(Beginning of DOCUMENT PASSAGE)

Addressing the Hoboken Tech Meetup group Monday night, Albert Wenger of Union Square Ventures (USV) provided the 150 attendees with a treatise on what works and why on the internet. Union Square Ventures only invests in companies that operate on the internet and,while that premise sounds simple, he told us that he and his colleagues at USV spend a lot of time thinking about what is different about the internet and what works and doesn’t. His comments to the group were interspersed with specific cases and he called on the example of the newspaper industry initially to expand on his first point by reflecting on the example of Craigslist and a company named AdOne. He noted, that while many investors made some money from AdOne, the company ultimately disappeared because it merely transferred an old legacy model to the web. Not so, in the case of Craigslist, which is a company that ‘broke the model’ and (as we know) provided a marketplace and network based on free provision of content (classifieds).

(End of DOCUMENT PASSAGE)

TASK LIST
1 - List every company named in the passage on Albert Wenger's talk.
2 - Condense the paragraph that begins "Addressing the Hoboken Tech Meetup group" from the passage on Albert Wenger's talk into a short bulleted list that keeps its main facts.
3 - Continue the passage on Albert Wenger's talk from its final sentence.

(Beginning of DATASET)

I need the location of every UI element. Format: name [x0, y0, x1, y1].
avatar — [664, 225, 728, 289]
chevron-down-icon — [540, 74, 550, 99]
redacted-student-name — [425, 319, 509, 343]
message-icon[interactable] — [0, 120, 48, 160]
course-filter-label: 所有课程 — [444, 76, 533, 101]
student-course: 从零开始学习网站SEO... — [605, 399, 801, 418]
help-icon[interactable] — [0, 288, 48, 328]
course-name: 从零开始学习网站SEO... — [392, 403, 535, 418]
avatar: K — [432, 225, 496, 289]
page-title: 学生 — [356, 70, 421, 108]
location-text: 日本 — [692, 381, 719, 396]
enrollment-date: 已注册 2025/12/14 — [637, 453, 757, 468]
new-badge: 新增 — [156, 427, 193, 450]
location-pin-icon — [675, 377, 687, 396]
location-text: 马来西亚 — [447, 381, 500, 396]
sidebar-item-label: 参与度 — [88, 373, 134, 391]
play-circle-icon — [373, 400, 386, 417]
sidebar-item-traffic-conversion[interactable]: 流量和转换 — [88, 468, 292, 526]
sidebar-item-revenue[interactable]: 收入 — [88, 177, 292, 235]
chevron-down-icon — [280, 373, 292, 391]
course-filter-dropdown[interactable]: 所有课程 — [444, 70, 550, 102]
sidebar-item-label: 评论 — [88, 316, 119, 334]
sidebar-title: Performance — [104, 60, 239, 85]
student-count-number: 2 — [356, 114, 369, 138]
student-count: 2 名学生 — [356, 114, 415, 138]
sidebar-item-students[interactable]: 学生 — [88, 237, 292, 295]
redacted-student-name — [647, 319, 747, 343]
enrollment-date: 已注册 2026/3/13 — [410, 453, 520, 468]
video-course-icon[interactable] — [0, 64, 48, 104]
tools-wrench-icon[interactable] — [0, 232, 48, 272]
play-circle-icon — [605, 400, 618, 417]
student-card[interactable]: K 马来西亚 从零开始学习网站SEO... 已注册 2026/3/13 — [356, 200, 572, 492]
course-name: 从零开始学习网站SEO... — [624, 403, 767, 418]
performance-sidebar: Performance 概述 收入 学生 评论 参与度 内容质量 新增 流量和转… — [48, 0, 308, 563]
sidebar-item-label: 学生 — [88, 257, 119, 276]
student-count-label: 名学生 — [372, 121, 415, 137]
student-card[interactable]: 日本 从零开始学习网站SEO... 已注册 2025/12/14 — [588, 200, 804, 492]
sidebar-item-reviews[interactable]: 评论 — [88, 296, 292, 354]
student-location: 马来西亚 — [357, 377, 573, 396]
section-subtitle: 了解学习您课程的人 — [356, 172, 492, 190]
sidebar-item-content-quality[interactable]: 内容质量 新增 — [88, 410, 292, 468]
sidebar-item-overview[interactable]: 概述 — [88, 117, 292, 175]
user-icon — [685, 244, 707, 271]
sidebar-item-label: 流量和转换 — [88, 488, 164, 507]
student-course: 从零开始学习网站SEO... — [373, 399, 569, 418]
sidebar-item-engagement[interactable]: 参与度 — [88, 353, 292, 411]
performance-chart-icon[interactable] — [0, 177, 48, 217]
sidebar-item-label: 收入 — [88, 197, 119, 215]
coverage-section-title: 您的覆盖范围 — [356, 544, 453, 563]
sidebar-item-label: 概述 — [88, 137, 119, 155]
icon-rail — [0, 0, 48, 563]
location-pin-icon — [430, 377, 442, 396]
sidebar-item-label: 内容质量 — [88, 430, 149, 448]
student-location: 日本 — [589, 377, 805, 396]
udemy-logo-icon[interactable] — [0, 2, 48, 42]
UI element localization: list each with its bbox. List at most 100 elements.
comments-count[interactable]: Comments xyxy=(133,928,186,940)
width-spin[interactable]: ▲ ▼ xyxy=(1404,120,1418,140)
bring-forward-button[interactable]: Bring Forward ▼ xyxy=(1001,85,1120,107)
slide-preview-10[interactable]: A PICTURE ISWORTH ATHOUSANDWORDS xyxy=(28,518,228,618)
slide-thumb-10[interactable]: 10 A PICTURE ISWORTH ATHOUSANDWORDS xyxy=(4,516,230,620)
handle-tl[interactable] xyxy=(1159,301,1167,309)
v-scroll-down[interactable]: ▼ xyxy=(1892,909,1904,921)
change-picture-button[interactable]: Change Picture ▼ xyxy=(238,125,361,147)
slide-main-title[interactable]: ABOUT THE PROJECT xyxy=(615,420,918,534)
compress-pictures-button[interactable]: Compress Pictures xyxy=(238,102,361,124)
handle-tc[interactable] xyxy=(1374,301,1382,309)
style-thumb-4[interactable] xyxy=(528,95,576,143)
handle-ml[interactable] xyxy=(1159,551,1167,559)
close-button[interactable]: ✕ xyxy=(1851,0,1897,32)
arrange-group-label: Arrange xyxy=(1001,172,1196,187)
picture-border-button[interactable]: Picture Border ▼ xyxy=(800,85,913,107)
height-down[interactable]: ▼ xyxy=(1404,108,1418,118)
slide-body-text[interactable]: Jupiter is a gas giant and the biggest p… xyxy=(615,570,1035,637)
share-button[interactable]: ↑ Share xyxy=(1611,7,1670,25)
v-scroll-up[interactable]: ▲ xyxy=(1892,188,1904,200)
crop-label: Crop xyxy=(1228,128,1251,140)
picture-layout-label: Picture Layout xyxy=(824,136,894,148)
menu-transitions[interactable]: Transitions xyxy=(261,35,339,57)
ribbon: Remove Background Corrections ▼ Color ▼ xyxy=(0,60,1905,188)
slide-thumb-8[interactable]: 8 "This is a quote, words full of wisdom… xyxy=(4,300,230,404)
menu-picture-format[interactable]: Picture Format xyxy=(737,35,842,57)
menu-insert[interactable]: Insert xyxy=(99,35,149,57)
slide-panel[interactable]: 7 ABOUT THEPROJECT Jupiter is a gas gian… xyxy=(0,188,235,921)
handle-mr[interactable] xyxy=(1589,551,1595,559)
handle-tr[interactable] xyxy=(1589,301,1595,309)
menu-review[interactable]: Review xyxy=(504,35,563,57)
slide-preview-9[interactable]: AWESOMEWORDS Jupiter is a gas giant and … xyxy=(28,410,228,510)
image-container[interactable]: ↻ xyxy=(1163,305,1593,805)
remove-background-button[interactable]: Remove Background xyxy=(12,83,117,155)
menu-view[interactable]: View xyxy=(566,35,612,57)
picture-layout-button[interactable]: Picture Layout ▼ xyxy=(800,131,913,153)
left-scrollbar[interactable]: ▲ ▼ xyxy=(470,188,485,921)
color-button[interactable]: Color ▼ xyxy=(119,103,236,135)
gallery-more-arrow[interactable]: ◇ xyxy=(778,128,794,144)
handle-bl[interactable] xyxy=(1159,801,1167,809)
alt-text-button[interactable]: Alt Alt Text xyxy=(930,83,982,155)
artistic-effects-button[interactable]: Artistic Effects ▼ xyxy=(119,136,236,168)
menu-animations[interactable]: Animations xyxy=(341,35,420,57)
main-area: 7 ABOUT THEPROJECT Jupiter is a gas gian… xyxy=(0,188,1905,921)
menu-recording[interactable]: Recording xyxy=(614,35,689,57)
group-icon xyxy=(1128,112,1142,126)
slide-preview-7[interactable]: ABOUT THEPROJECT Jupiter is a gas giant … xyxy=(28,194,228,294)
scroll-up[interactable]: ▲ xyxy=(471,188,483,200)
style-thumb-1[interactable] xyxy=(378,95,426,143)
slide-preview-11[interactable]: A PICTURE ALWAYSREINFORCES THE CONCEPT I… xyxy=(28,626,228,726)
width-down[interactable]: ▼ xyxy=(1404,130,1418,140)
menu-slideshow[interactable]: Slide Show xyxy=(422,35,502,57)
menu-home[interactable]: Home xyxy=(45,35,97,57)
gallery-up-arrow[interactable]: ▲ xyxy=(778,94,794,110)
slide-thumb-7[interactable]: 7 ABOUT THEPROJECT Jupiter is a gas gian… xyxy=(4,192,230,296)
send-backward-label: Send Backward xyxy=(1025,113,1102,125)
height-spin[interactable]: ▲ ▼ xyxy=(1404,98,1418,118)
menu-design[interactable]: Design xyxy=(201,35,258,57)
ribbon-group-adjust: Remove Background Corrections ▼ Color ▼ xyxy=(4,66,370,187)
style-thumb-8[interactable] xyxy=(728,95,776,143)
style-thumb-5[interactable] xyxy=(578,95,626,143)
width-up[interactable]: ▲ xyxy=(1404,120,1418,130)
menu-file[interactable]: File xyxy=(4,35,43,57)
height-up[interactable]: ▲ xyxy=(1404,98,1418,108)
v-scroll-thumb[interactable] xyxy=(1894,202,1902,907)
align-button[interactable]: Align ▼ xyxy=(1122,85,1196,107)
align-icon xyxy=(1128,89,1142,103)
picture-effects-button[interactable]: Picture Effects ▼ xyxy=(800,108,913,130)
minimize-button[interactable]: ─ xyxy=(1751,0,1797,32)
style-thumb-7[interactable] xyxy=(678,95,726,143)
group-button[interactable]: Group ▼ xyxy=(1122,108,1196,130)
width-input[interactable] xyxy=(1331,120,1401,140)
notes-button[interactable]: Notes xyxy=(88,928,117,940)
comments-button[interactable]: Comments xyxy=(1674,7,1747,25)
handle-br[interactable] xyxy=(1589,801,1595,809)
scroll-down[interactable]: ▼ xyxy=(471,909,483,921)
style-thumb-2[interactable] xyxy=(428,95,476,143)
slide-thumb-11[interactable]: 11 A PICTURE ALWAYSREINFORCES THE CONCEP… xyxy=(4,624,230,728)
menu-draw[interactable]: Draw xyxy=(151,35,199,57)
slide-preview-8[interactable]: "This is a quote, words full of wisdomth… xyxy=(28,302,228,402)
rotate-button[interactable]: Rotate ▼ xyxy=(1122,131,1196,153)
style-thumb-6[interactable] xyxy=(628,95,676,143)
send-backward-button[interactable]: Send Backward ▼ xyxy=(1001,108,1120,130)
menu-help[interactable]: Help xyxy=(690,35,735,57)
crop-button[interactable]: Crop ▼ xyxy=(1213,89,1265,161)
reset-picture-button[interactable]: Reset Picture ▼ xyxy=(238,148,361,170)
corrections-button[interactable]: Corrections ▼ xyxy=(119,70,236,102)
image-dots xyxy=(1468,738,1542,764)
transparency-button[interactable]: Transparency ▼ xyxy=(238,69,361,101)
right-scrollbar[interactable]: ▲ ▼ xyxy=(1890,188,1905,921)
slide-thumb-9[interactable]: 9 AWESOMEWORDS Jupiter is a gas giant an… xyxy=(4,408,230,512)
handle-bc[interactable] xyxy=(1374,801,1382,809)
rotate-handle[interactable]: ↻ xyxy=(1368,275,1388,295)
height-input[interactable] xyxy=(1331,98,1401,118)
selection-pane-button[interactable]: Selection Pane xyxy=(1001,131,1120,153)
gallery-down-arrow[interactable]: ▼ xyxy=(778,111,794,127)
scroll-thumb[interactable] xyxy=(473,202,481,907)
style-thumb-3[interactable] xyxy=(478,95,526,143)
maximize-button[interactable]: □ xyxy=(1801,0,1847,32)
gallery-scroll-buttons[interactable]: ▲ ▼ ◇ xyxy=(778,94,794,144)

(End of DATASET)

RESPONSES
1 -
Union Square Ventures (USV)
AdOne
Craigslist

2 -
- On Monday night, Albert Wenger of Union Square Ventures (USV) spoke to 150 attendees of the Hoboken Tech Meetup about what works on the internet and why.
- USV invests only in internet companies, and its team spends a lot of time thinking about what is different about the internet and what does and doesn't work there.
- He illustrated his first point with the newspaper industry, comparing AdOne and Craigslist.
- AdOne made money for many investors but ultimately disappeared because it only moved an old legacy model onto the web.
- Craigslist "broke the model" by offering a marketplace and network built on free classifieds.

3 -
As Wenger stated, “Craig Newmark didn’t necessarily know what the impact of his business would be, but what he did know was that what he was doing was not dependent on anyone or any other business. He didn’t need to ask permission and he didn’t need to license information, he could just do it. Maybe by luck he backed into the ‘native model of the internet,’ which is largely exemplified by free services.” This ‘native model’ concept became a theme of Wenger’s comments for the rest of the presentation, and he stressed that USV tries to council entrepreneurs to make sure that their proposed business model represents (as he says) “what the internet wants to do.” Sometimes this isn't obvious as in the case of job listing sites like Monster.com and Hotjobs.com
As a subset of the classified market, both these companies made their investors rich and continue to be real businesses in that they have considerable revenues and profits. USV is an investor in Indeed.com, which is also a job listing service but ‘net native’ in contrast. Wenger expanded by suggesting that the problem is no longer getting your job listed (where the listee pays for the listing), now the problem is having the job found. Indeed.com provides aggregated lists of jobs available but, in a similar manner to Google, the company also matches jobs with key words and provides a better service to users in the process. This is how people use the internet: In a vertical search environment, key words can be bought to draw attention to position listing. This model, Wenger suggests, is much closer to a ‘net native business model’ which ‘doesn’t fight the web’ and where users are not asked to pay for something they can easily get for free elsewhere.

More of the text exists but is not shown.